Edit the listing from its first line through the line containing "criterion-description: наличие 1 охраняемого", replacing "criterion-description" with "criterion-text" and leaving everything else the same.

====

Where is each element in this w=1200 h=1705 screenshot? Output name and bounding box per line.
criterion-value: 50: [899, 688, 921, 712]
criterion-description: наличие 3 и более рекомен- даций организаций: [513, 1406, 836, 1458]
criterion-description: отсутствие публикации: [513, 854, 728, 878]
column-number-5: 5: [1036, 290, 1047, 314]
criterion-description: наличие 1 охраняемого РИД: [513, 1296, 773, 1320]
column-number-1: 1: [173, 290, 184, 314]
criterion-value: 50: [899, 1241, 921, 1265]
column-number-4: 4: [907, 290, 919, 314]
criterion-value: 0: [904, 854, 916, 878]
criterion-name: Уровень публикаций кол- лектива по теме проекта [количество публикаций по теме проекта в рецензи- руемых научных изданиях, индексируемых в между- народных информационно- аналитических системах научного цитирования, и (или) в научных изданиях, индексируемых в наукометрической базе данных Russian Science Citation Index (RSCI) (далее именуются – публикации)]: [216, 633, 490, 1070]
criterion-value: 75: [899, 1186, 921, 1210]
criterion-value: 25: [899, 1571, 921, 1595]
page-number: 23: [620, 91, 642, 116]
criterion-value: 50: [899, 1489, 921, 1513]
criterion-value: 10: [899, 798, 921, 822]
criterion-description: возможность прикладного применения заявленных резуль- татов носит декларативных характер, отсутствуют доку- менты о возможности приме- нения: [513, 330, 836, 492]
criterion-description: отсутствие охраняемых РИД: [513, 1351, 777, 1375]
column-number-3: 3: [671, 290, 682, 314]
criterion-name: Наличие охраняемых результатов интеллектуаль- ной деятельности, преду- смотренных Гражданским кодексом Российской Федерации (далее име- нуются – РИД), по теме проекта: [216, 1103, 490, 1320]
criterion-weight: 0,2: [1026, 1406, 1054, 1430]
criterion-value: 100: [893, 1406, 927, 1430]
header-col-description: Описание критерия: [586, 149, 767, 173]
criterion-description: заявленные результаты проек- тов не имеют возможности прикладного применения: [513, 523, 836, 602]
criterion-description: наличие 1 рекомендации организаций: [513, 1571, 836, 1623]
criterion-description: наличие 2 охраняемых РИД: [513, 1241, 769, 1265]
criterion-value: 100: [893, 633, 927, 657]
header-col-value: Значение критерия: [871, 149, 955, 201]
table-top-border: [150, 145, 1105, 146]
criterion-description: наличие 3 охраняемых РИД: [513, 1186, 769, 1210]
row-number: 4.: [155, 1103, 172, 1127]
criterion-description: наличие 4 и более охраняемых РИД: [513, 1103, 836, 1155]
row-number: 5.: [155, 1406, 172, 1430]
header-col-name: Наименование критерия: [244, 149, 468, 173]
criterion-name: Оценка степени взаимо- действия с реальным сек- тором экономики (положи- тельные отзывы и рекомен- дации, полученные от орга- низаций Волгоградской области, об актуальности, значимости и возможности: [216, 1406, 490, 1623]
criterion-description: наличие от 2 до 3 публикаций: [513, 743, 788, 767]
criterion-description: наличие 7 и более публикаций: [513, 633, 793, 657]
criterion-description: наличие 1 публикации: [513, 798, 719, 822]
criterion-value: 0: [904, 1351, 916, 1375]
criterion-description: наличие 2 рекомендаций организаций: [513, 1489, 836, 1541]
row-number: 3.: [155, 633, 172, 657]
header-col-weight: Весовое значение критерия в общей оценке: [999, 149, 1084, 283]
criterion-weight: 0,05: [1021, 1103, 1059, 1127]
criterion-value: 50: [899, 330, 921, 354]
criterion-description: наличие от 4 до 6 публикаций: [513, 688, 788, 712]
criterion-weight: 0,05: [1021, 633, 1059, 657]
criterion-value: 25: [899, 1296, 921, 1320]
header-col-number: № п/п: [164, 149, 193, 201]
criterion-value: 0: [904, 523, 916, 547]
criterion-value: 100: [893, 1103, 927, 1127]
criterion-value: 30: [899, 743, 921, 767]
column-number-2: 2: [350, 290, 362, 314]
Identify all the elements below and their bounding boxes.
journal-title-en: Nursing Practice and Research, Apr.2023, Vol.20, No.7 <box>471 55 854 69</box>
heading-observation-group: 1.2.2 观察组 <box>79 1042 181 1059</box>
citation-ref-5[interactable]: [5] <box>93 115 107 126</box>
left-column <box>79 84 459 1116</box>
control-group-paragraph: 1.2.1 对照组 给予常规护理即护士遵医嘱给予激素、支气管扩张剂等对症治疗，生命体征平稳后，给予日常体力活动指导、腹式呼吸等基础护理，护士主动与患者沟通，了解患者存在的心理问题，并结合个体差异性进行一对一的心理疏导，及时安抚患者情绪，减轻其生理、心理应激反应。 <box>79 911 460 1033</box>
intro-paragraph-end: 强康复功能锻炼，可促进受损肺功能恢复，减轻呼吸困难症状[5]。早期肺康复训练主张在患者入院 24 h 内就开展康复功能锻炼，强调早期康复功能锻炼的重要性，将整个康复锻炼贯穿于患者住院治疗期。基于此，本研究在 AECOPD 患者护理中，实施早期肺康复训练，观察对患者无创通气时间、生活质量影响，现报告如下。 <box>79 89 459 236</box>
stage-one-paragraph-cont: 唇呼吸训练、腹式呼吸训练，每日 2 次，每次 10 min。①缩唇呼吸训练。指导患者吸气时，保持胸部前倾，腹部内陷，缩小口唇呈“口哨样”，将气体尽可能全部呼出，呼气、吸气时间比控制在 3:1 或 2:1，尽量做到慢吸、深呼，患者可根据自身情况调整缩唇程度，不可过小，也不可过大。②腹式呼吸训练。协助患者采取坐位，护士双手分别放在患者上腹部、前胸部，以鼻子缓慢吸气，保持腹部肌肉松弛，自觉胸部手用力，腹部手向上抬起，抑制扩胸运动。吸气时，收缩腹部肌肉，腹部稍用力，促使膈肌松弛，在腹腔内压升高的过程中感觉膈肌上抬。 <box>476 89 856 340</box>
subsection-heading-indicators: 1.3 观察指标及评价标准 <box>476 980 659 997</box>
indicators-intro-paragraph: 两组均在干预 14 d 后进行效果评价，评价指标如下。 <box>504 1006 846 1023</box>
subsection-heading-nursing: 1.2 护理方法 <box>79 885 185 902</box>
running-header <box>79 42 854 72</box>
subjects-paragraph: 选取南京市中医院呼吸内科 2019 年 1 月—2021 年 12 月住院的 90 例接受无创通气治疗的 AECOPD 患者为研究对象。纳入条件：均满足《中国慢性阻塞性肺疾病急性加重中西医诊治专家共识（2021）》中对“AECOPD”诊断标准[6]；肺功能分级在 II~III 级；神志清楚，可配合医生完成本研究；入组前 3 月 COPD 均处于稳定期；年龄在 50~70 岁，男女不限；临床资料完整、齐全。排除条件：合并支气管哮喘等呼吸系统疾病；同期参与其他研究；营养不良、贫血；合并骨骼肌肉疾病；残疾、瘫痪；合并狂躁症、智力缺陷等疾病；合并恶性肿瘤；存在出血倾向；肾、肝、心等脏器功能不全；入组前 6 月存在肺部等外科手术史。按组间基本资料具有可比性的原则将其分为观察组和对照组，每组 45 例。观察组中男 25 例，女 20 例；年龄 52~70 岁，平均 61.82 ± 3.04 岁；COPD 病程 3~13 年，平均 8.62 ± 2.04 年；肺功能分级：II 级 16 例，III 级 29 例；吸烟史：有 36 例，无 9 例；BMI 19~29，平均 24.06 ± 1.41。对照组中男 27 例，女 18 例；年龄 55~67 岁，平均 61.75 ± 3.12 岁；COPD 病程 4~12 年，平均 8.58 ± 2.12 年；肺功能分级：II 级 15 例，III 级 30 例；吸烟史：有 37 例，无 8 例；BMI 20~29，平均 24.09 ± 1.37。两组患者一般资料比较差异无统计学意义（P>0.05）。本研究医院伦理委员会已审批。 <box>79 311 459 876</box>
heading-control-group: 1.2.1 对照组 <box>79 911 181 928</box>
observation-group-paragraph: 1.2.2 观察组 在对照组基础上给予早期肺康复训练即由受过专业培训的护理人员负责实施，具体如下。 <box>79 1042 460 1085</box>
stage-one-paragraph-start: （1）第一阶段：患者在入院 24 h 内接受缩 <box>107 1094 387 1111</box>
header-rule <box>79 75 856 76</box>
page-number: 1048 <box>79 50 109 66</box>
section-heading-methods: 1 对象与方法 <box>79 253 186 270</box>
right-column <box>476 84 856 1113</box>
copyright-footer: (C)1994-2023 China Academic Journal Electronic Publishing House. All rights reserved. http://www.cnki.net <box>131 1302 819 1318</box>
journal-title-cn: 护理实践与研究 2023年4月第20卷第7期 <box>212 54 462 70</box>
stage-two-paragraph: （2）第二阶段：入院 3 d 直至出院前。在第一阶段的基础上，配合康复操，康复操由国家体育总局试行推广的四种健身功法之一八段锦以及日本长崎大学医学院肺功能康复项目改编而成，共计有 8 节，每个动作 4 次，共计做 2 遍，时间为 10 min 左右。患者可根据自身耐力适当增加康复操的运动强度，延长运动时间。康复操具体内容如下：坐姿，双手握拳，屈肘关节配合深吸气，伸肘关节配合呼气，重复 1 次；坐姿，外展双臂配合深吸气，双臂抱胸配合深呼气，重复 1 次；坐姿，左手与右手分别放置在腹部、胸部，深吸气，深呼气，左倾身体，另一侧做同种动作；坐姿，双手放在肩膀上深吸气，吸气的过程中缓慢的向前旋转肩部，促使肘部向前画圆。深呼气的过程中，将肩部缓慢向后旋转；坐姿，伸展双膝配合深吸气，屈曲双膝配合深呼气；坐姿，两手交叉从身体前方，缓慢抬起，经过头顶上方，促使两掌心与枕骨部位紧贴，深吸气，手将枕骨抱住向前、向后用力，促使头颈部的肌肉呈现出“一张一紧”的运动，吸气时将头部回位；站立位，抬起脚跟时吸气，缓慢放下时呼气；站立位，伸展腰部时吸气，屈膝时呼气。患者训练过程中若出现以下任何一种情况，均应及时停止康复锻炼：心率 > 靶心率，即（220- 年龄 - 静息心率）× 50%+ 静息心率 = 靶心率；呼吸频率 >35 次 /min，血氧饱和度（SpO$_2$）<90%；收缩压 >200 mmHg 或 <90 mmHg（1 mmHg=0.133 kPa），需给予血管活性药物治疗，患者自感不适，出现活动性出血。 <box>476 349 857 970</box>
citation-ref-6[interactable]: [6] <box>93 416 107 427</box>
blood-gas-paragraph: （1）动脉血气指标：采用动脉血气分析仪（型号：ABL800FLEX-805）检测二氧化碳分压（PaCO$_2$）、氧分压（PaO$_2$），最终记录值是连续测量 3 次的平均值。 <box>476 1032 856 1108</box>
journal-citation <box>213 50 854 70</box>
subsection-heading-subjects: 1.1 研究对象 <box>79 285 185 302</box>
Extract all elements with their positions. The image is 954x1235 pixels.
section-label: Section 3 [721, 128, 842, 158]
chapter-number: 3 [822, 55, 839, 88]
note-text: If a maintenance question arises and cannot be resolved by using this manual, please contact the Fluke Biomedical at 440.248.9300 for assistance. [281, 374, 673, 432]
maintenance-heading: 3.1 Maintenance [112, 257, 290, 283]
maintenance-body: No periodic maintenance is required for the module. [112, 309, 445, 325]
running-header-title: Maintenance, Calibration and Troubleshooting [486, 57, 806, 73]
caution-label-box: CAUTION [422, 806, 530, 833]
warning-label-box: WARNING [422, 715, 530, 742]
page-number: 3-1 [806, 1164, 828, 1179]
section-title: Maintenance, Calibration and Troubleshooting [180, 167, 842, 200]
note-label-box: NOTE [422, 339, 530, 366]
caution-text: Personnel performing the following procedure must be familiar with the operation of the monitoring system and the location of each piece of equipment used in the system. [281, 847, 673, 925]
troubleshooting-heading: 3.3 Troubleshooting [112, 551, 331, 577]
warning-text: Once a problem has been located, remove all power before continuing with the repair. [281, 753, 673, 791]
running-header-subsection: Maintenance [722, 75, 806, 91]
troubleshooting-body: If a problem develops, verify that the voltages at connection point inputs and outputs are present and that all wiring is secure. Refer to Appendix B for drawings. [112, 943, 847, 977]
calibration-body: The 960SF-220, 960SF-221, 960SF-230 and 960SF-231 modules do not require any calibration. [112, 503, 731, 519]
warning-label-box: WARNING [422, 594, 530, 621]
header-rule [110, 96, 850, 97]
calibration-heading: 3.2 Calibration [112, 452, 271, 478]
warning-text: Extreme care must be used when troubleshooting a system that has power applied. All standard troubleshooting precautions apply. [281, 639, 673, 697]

====

> Reply to the task:
Where is each element in this w=1200 h=1705 screenshot? Output name and bounding box per line.
criterion-value: 50: [899, 688, 921, 712]
criterion-text: наличие 3 и более рекомен- даций организаций: [513, 1406, 836, 1458]
criterion-text: отсутствие публикации: [513, 854, 728, 878]
column-number-5: 5: [1036, 290, 1047, 314]
criterion-text: наличие 1 охраняемого РИД: [513, 1296, 773, 1320]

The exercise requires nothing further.